Extracted data entries:
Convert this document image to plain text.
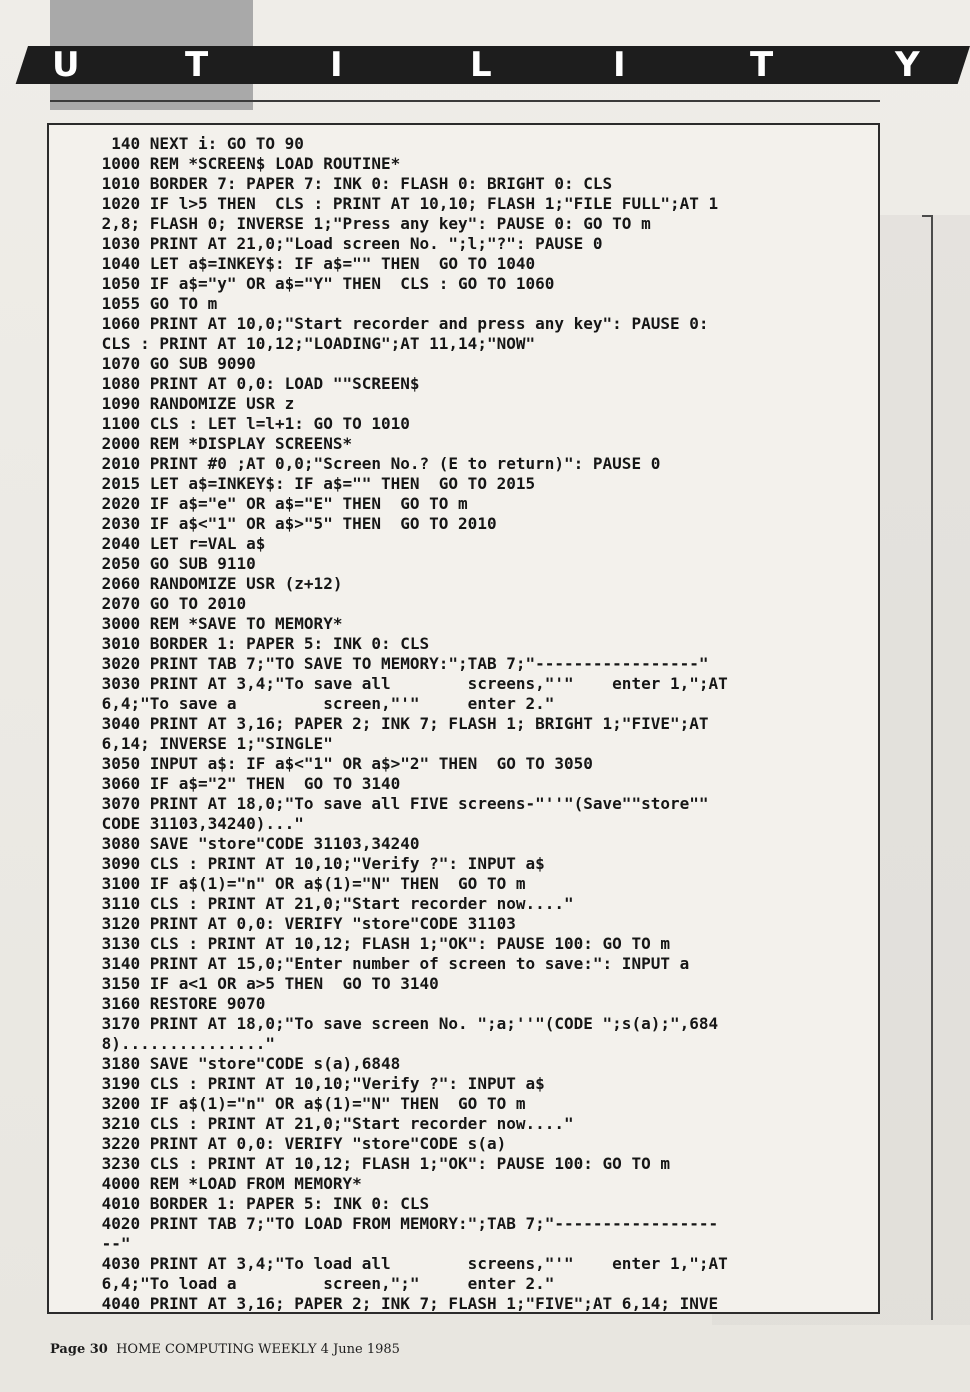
U	T	I	L	I	T	Y
140 NEXT i: GO TO 90
1000 REM *SCREEN$ LOAD ROUTINE*
1010 BORDER 7: PAPER 7: INK 0: FLASH 0: BRIGHT 0: CLS
1020 IF l>5 THEN  CLS : PRINT AT 10,10; FLASH 1;"FILE FULL";AT 1
2,8; FLASH 0; INVERSE 1;"Press any key": PAUSE 0: GO TO m
1030 PRINT AT 21,0;"Load screen No. ";l;"?": PAUSE 0
1040 LET a$=INKEY$: IF a$="" THEN  GO TO 1040
1050 IF a$="y" OR a$="Y" THEN  CLS : GO TO 1060
1055 GO TO m
1060 PRINT AT 10,0;"Start recorder and press any key": PAUSE 0:
CLS : PRINT AT 10,12;"LOADING";AT 11,14;"NOW"
1070 GO SUB 9090
1080 PRINT AT 0,0: LOAD ""SCREEN$
1090 RANDOMIZE USR z
1100 CLS : LET l=l+1: GO TO 1010
2000 REM *DISPLAY SCREENS*
2010 PRINT #0 ;AT 0,0;"Screen No.? (E to return)": PAUSE 0
2015 LET a$=INKEY$: IF a$="" THEN  GO TO 2015
2020 IF a$="e" OR a$="E" THEN  GO TO m
2030 IF a$<"1" OR a$>"5" THEN  GO TO 2010
2040 LET r=VAL a$
2050 GO SUB 9110
2060 RANDOMIZE USR (z+12)
2070 GO TO 2010
3000 REM *SAVE TO MEMORY*
3010 BORDER 1: PAPER 5: INK 0: CLS
3020 PRINT TAB 7;"TO SAVE TO MEMORY:";TAB 7;"-----------------"
3030 PRINT AT 3,4;"To save all        screens,"'"    enter 1,";AT
6,4;"To save a         screen,"'"     enter 2."
3040 PRINT AT 3,16; PAPER 2; INK 7; FLASH 1; BRIGHT 1;"FIVE";AT
6,14; INVERSE 1;"SINGLE"
3050 INPUT a$: IF a$<"1" OR a$>"2" THEN  GO TO 3050
3060 IF a$="2" THEN  GO TO 3140
3070 PRINT AT 18,0;"To save all FIVE screens-"''"(Save""store""
CODE 31103,34240)..."
3080 SAVE "store"CODE 31103,34240
3090 CLS : PRINT AT 10,10;"Verify ?": INPUT a$
3100 IF a$(1)="n" OR a$(1)="N" THEN  GO TO m
3110 CLS : PRINT AT 21,0;"Start recorder now...."
3120 PRINT AT 0,0: VERIFY "store"CODE 31103
3130 CLS : PRINT AT 10,12; FLASH 1;"OK": PAUSE 100: GO TO m
3140 PRINT AT 15,0;"Enter number of screen to save:": INPUT a
3150 IF a<1 OR a>5 THEN  GO TO 3140
3160 RESTORE 9070
3170 PRINT AT 18,0;"To save screen No. ";a;''"(CODE ";s(a);",684
8)..............."
3180 SAVE "store"CODE s(a),6848
3190 CLS : PRINT AT 10,10;"Verify ?": INPUT a$
3200 IF a$(1)="n" OR a$(1)="N" THEN  GO TO m
3210 CLS : PRINT AT 21,0;"Start recorder now...."
3220 PRINT AT 0,0: VERIFY "store"CODE s(a)
3230 CLS : PRINT AT 10,12; FLASH 1;"OK": PAUSE 100: GO TO m
4000 REM *LOAD FROM MEMORY*
4010 BORDER 1: PAPER 5: INK 0: CLS
4020 PRINT TAB 7;"TO LOAD FROM MEMORY:";TAB 7;"-----------------
--"
4030 PRINT AT 3,4;"To load all        screens,"'"    enter 1,";AT
6,4;"To load a         screen,";"     enter 2."
4040 PRINT AT 3,16; PAPER 2; INK 7; FLASH 1;"FIVE";AT 6,14; INVE
Page 30 HOME COMPUTING WEEKLY 4 June 1985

__WHAT THE TASK ASKS__
From the data above, copy each line that has the string "INVERSE".

__RESPONSE BELOW__
2,8; FLASH 0; INVERSE 1;"Press any key": PAUSE 0: GO TO m
6,14; INVERSE 1;"SINGLE"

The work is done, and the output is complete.